# TASK GOAL
Write out each line exactly as given. Leave the pictures out of your copy.

# RECORDS FOR THIS TASK

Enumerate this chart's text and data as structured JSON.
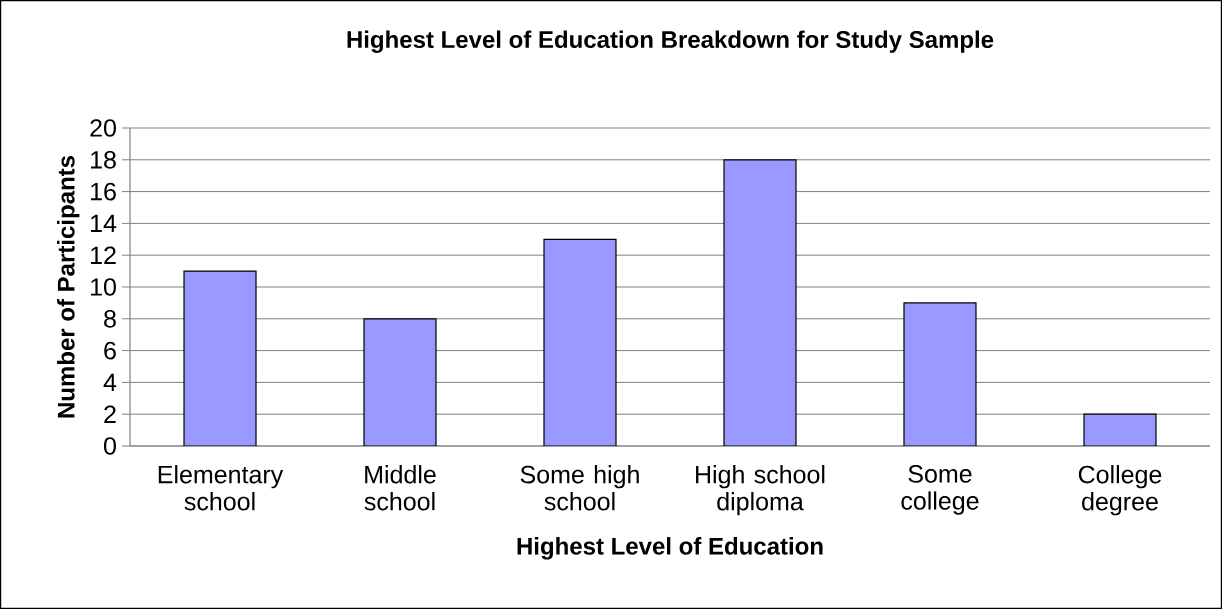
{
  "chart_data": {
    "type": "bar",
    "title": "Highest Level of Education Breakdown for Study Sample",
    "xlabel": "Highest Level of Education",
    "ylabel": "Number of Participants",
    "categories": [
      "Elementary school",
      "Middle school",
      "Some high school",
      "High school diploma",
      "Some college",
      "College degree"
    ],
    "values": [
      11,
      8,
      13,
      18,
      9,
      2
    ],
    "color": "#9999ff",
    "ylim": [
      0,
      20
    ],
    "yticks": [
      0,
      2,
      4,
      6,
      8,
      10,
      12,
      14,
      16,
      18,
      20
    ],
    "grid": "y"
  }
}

# CORRECT RESPONSE
Enumerate this chart's text and data as structured JSON.
{
  "chart_data": {
    "type": "bar",
    "title": "Highest Level of Education Breakdown for Study Sample",
    "xlabel": "Highest Level of Education",
    "ylabel": "Number of Participants",
    "categories": [
      "Elementary school",
      "Middle school",
      "Some high school",
      "High school diploma",
      "Some college",
      "College degree"
    ],
    "values": [
      11,
      8,
      13,
      18,
      9,
      2
    ],
    "color": "#9999ff",
    "ylim": [
      0,
      20
    ],
    "yticks": [
      0,
      2,
      4,
      6,
      8,
      10,
      12,
      14,
      16,
      18,
      20
    ],
    "grid": "y"
  }
}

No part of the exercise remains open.